Recorded data:
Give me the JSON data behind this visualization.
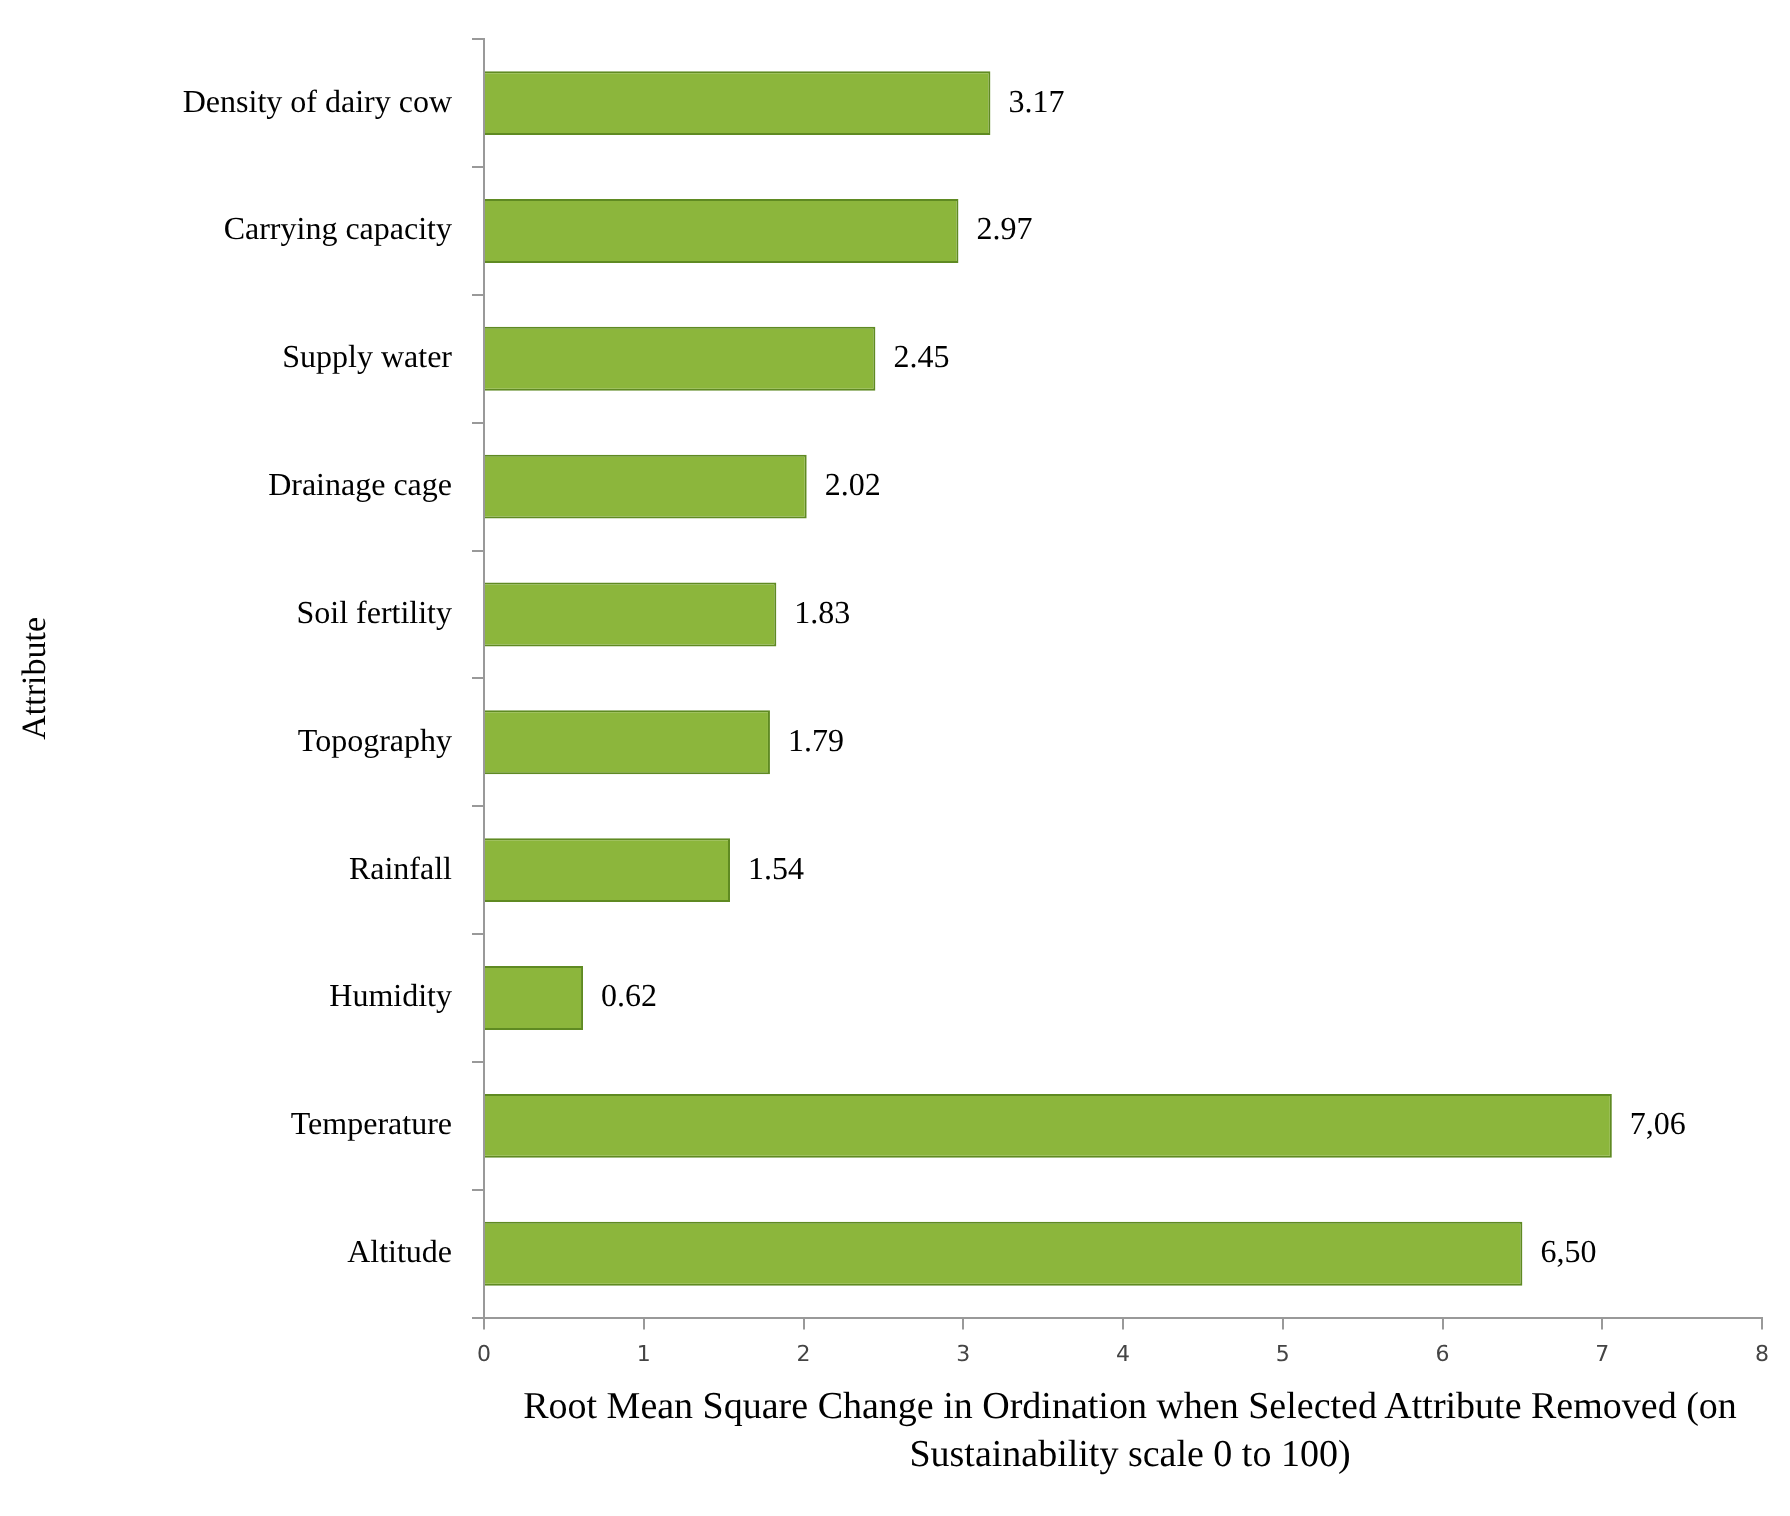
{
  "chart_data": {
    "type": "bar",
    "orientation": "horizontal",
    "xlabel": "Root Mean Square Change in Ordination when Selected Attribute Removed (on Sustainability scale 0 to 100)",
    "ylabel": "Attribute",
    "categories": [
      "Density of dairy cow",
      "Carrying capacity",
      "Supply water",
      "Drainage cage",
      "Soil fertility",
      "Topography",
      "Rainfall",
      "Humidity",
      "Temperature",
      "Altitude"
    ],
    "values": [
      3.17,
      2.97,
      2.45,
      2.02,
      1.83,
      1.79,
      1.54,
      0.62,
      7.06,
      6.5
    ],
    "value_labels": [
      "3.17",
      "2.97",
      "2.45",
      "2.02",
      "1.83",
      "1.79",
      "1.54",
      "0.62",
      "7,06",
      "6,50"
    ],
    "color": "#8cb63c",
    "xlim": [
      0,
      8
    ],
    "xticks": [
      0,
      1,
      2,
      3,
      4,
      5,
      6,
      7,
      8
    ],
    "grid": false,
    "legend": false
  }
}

What you are asked to do: Reproduce the data word for word, excluding its pictures.

Output of the task:
Give me the JSON data behind this visualization.
{
  "chart_data": {
    "type": "bar",
    "orientation": "horizontal",
    "xlabel": "Root Mean Square Change in Ordination when Selected Attribute Removed (on Sustainability scale 0 to 100)",
    "ylabel": "Attribute",
    "categories": [
      "Density of dairy cow",
      "Carrying capacity",
      "Supply water",
      "Drainage cage",
      "Soil fertility",
      "Topography",
      "Rainfall",
      "Humidity",
      "Temperature",
      "Altitude"
    ],
    "values": [
      3.17,
      2.97,
      2.45,
      2.02,
      1.83,
      1.79,
      1.54,
      0.62,
      7.06,
      6.5
    ],
    "value_labels": [
      "3.17",
      "2.97",
      "2.45",
      "2.02",
      "1.83",
      "1.79",
      "1.54",
      "0.62",
      "7,06",
      "6,50"
    ],
    "color": "#8cb63c",
    "xlim": [
      0,
      8
    ],
    "xticks": [
      0,
      1,
      2,
      3,
      4,
      5,
      6,
      7,
      8
    ],
    "grid": false,
    "legend": false
  }
}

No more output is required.